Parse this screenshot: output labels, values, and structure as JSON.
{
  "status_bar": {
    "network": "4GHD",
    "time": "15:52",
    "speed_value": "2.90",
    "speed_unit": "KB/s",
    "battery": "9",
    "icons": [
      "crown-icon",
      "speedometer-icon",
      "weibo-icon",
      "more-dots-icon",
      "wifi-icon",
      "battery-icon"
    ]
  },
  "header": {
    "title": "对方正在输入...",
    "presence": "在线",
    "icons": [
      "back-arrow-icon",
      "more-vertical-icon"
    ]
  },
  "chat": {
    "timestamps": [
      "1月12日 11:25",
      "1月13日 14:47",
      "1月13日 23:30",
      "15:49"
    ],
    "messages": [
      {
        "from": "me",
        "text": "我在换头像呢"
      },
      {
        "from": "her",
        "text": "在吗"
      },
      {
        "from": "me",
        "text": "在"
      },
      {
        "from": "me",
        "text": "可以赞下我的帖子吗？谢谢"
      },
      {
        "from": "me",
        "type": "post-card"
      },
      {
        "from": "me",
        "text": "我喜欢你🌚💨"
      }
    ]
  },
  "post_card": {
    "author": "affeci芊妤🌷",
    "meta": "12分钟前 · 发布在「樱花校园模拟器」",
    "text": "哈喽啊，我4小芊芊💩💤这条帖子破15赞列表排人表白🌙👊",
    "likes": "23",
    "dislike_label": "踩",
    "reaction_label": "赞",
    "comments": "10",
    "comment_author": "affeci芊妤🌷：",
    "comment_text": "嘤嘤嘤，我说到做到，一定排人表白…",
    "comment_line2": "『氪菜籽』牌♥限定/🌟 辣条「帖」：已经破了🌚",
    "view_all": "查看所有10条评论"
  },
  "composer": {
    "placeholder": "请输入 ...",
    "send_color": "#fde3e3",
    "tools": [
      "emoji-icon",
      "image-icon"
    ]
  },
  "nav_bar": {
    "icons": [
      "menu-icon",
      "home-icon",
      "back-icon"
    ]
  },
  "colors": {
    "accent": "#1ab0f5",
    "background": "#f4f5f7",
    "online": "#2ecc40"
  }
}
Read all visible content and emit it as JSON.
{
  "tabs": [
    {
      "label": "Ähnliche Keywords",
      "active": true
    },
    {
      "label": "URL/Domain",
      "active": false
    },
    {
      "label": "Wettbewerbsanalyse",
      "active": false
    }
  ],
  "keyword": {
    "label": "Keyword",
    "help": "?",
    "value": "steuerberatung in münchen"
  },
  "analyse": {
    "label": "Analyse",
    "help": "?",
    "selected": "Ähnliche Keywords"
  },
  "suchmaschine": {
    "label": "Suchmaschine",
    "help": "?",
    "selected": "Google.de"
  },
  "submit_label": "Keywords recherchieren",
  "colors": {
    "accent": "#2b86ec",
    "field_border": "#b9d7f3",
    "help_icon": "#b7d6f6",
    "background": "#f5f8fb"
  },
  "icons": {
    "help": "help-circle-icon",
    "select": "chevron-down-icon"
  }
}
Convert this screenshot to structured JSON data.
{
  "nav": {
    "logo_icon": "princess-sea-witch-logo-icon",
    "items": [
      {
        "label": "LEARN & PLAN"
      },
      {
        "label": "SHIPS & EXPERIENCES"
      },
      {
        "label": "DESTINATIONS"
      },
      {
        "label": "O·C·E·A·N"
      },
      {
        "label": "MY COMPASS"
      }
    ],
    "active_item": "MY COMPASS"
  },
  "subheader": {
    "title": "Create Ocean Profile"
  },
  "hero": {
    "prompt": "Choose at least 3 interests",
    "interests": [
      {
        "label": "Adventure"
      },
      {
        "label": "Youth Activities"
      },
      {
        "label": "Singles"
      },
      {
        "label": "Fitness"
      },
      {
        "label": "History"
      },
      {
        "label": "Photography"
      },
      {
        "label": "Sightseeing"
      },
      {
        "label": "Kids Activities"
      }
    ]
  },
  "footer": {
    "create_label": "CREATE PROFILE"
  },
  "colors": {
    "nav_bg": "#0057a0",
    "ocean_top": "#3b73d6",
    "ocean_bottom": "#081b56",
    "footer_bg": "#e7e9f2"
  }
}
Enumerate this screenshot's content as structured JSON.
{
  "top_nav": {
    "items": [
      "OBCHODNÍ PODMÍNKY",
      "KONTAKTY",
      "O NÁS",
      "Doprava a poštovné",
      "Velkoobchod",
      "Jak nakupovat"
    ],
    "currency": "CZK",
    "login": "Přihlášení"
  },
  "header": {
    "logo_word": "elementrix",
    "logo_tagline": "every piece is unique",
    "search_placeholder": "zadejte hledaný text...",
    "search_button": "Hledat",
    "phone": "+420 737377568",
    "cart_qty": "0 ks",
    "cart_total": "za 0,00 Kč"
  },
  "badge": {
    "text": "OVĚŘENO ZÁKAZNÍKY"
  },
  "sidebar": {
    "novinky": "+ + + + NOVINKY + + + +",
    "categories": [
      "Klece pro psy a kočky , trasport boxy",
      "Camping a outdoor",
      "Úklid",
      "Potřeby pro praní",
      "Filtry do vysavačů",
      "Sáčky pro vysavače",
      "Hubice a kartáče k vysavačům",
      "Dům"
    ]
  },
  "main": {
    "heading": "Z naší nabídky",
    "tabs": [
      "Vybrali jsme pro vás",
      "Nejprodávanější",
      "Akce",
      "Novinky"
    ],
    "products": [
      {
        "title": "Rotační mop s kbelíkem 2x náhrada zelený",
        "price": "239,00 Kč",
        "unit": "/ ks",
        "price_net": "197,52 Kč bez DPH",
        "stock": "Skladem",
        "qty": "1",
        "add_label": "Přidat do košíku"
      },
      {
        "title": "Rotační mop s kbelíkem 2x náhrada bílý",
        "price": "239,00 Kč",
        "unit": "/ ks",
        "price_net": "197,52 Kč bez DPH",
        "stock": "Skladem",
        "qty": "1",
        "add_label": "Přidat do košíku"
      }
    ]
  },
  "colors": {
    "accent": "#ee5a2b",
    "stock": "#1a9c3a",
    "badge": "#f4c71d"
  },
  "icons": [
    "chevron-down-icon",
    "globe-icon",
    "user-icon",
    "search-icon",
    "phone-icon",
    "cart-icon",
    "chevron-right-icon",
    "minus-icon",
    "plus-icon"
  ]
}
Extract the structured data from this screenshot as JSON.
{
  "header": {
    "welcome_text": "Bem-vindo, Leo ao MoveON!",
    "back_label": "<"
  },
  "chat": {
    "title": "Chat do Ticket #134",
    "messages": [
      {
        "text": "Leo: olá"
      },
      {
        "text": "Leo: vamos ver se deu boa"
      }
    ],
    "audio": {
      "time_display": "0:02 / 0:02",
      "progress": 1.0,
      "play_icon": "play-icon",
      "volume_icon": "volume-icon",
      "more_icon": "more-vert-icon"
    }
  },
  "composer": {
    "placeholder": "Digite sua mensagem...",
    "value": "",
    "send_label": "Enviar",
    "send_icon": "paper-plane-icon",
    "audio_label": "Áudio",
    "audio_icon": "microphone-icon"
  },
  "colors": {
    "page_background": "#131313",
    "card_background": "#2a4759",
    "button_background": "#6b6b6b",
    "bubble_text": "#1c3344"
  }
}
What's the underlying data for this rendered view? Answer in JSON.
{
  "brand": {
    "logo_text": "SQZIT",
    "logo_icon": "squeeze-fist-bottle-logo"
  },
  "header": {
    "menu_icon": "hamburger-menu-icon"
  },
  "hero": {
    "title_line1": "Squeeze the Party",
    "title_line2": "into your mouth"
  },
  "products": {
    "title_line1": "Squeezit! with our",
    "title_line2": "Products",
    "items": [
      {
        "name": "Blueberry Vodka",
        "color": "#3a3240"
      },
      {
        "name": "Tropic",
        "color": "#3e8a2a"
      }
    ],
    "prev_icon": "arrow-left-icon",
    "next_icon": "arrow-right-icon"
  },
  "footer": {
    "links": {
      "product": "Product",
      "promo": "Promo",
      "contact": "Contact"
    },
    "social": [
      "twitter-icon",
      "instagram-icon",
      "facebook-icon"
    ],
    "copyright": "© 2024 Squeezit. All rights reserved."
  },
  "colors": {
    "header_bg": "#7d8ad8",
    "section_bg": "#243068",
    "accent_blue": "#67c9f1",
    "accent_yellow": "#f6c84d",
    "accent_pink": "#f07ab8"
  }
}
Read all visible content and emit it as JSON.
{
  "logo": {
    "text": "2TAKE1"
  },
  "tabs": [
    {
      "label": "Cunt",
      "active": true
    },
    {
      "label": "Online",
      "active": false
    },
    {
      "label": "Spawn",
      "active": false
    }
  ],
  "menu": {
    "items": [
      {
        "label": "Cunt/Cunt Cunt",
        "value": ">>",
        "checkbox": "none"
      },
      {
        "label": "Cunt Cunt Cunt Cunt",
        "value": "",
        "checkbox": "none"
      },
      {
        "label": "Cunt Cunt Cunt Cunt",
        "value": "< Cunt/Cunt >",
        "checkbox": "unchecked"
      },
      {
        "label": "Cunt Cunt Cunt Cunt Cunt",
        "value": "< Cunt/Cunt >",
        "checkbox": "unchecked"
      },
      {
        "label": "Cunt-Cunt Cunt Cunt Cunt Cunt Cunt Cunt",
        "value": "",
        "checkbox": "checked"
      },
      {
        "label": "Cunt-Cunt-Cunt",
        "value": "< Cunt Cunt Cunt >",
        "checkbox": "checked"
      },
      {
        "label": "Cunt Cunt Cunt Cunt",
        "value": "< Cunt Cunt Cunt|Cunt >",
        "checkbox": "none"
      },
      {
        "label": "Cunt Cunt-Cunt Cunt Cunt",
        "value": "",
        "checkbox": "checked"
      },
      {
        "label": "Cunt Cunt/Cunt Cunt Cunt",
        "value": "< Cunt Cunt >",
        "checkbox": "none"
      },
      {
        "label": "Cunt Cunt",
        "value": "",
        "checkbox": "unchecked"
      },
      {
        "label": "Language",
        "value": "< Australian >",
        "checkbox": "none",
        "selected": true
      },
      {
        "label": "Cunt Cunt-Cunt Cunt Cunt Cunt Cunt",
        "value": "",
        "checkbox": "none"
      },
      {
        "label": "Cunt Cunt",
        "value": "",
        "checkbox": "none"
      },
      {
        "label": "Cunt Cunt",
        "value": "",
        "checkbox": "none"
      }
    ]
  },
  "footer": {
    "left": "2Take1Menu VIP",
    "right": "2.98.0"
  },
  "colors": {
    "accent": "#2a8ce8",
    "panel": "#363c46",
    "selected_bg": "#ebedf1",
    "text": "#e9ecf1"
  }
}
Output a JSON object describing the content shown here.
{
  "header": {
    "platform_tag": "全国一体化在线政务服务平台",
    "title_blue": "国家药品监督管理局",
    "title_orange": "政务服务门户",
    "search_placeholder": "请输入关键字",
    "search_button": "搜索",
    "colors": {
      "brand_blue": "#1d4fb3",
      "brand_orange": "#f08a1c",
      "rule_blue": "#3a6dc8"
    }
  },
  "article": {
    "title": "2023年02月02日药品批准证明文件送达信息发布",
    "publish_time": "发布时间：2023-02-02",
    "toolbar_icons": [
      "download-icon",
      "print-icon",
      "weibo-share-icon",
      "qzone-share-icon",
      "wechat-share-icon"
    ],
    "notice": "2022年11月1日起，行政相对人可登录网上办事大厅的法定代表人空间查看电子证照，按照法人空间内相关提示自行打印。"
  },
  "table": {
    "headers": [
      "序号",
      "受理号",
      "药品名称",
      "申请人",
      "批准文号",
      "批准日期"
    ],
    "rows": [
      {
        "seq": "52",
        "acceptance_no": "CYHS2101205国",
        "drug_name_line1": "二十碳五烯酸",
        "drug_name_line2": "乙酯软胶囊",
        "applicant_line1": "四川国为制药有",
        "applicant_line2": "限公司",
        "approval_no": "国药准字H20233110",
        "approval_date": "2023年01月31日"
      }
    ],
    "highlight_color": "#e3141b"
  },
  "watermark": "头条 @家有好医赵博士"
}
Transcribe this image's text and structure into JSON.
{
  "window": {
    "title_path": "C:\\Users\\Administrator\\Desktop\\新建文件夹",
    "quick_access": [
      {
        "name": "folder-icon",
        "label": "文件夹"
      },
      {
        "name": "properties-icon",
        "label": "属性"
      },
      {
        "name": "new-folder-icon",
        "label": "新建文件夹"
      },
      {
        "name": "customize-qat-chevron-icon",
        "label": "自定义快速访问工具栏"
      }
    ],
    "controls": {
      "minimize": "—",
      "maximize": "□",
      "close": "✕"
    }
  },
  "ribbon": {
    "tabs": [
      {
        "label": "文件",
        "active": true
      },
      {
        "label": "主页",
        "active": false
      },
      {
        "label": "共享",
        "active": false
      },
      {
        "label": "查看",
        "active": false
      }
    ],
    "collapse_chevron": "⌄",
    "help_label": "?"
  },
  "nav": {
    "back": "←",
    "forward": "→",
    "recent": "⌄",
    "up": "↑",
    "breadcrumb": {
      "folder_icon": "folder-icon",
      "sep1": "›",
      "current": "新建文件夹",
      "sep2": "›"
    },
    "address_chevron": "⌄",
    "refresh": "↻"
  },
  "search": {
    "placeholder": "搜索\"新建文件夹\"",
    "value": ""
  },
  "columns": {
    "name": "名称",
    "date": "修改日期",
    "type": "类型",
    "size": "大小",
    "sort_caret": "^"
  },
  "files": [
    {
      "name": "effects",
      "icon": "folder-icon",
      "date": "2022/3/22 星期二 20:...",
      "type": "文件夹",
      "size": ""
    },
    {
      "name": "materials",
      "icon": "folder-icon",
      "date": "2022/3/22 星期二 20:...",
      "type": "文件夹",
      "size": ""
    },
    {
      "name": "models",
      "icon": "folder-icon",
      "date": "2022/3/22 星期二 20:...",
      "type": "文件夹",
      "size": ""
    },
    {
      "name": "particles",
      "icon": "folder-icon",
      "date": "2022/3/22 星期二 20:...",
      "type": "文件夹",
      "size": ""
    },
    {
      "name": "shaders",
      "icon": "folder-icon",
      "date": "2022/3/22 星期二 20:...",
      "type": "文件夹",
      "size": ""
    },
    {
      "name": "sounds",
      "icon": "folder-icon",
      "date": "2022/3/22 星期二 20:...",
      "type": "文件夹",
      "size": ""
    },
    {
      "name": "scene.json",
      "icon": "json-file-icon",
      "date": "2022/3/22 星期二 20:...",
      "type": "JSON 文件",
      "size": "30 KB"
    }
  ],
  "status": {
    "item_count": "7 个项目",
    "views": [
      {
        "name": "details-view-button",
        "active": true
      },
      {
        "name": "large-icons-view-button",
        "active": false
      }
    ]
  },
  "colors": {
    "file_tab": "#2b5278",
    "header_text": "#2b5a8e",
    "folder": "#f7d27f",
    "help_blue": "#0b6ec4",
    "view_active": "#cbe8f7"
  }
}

════

Search the lines above for the string "more" and copy each line that has it.

Finished exercise
      "more-dots-icon",
      "more-vertical-icon"
      "more_icon": "more-vert-icon"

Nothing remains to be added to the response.